= Exercise description =
In full and without alteration, give the listing again.
#### Exercise data
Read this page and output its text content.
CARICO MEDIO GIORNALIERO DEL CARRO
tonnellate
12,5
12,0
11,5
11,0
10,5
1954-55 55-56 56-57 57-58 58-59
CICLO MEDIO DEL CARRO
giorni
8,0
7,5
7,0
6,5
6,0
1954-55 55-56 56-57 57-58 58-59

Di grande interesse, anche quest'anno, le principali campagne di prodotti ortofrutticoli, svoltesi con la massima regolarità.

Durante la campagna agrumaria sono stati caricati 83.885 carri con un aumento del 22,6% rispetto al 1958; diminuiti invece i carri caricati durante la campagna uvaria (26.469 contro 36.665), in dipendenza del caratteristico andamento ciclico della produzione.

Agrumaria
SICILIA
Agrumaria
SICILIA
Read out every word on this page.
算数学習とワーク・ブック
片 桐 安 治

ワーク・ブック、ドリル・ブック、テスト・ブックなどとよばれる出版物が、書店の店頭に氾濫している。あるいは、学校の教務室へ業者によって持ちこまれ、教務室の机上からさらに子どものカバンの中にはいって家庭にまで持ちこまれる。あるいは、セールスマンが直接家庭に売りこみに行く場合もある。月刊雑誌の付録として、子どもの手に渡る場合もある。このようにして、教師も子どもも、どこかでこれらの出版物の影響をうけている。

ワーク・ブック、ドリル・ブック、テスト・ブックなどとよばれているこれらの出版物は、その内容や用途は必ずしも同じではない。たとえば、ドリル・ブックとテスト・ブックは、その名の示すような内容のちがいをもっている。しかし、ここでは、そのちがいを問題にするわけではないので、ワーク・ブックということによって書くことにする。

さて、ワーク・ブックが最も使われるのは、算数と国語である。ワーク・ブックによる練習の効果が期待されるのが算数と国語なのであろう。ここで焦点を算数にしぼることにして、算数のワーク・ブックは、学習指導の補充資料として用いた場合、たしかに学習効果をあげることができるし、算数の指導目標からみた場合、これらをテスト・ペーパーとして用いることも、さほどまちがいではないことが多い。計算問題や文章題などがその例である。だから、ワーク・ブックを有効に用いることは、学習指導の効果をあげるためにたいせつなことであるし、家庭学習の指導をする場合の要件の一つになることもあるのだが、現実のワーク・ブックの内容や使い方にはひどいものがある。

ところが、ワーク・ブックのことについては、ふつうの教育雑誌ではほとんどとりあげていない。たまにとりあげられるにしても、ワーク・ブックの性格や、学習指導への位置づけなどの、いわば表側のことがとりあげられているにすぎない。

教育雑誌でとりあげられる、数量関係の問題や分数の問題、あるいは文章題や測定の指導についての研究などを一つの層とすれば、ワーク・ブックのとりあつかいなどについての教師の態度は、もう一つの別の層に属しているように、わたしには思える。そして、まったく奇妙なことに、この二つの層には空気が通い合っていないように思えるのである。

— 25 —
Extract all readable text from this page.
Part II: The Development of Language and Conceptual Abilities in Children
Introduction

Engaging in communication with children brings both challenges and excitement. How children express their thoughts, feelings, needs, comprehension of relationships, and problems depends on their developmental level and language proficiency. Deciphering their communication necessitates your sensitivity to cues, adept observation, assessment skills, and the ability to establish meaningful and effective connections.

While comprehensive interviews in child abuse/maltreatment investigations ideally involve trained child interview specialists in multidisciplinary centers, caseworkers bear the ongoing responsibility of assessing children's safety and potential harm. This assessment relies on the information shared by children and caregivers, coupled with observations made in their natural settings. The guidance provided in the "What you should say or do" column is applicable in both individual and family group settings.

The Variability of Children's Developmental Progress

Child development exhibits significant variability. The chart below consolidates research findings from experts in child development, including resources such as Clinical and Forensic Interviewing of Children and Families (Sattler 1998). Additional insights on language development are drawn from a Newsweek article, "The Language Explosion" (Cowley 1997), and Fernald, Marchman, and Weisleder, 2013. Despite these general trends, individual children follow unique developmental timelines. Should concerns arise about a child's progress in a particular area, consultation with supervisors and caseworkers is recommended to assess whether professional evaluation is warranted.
########
= Written reply =
Read this page and output its text content.
CARICO MEDIO GIORNALIERO DEL CARRO
tonnellate
12,5
12,0
11,5
11,0
10,5
1954-55 55-56 56-57 57-58 58-59
CICLO MEDIO DEL CARRO
giorni
8,0
7,5
7,0
6,5
6,0
1954-55 55-56 56-57 57-58 58-59

Di grande interesse, anche quest'anno, le principali campagne di prodotti ortofrutticoli, svoltesi con la massima regolarità.

Durante la campagna agrumaria sono stati caricati 83.885 carri con un aumento del 22,6% rispetto al 1958; diminuiti invece i carri caricati durante la campagna uvaria (26.469 contro 36.665), in dipendenza del caratteristico andamento ciclico della produzione.

Agrumaria
SICILIA
Agrumaria
SICILIA
Read out every word on this page.
算数学習とワーク・ブック
片 桐 安 治

ワーク・ブック、ドリル・ブック、テスト・ブックなどとよばれる出版物が、書店の店頭に氾濫している。あるいは、学校の教務室へ業者によって持ちこまれ、教務室の机上からさらに子どものカバンの中にはいって家庭にまで持ちこまれる。あるいは、セールスマンが直接家庭に売りこみに行く場合もある。月刊雑誌の付録として、子どもの手に渡る場合もある。このようにして、教師も子どもも、どこかでこれらの出版物の影響をうけている。

ワーク・ブック、ドリル・ブック、テスト・ブックなどとよばれているこれらの出版物は、その内容や用途は必ずしも同じではない。たとえば、ドリル・ブックとテスト・ブックは、その名の示すような内容のちがいをもっている。しかし、ここでは、そのちがいを問題にするわけではないので、ワーク・ブックということによって書くことにする。

さて、ワーク・ブックが最も使われるのは、算数と国語である。ワーク・ブックによる練習の効果が期待されるのが算数と国語なのであろう。ここで焦点を算数にしぼることにして、算数のワーク・ブックは、学習指導の補充資料として用いた場合、たしかに学習効果をあげることができるし、算数の指導目標からみた場合、これらをテスト・ペーパーとして用いることも、さほどまちがいではないことが多い。計算問題や文章題などがその例である。だから、ワーク・ブックを有効に用いることは、学習指導の効果をあげるためにたいせつなことであるし、家庭学習の指導をする場合の要件の一つになることもあるのだが、現実のワーク・ブックの内容や使い方にはひどいものがある。

ところが、ワーク・ブックのことについては、ふつうの教育雑誌ではほとんどとりあげていない。たまにとりあげられるにしても、ワーク・ブックの性格や、学習指導への位置づけなどの、いわば表側のことがとりあげられているにすぎない。

教育雑誌でとりあげられる、数量関係の問題や分数の問題、あるいは文章題や測定の指導についての研究などを一つの層とすれば、ワーク・ブックのとりあつかいなどについての教師の態度は、もう一つの別の層に属しているように、わたしには思える。そして、まったく奇妙なことに、この二つの層には空気が通い合っていないように思えるのである。

— 25 —
Extract all readable text from this page.
Part II: The Development of Language and Conceptual Abilities in Children
Introduction

Engaging in communication with children brings both challenges and excitement. How children express their thoughts, feelings, needs, comprehension of relationships, and problems depends on their developmental level and language proficiency. Deciphering their communication necessitates your sensitivity to cues, adept observation, assessment skills, and the ability to establish meaningful and effective connections.

While comprehensive interviews in child abuse/maltreatment investigations ideally involve trained child interview specialists in multidisciplinary centers, caseworkers bear the ongoing responsibility of assessing children's safety and potential harm. This assessment relies on the information shared by children and caregivers, coupled with observations made in their natural settings. The guidance provided in the "What you should say or do" column is applicable in both individual and family group settings.

The Variability of Children's Developmental Progress

Child development exhibits significant variability. The chart below consolidates research findings from experts in child development, including resources such as Clinical and Forensic Interviewing of Children and Families (Sattler 1998). Additional insights on language development are drawn from a Newsweek article, "The Language Explosion" (Cowley 1997), and Fernald, Marchman, and Weisleder, 2013. Despite these general trends, individual children follow unique developmental timelines. Should concerns arise about a child's progress in a particular area, consultation with supervisors and caseworkers is recommended to assess whether professional evaluation is warranted.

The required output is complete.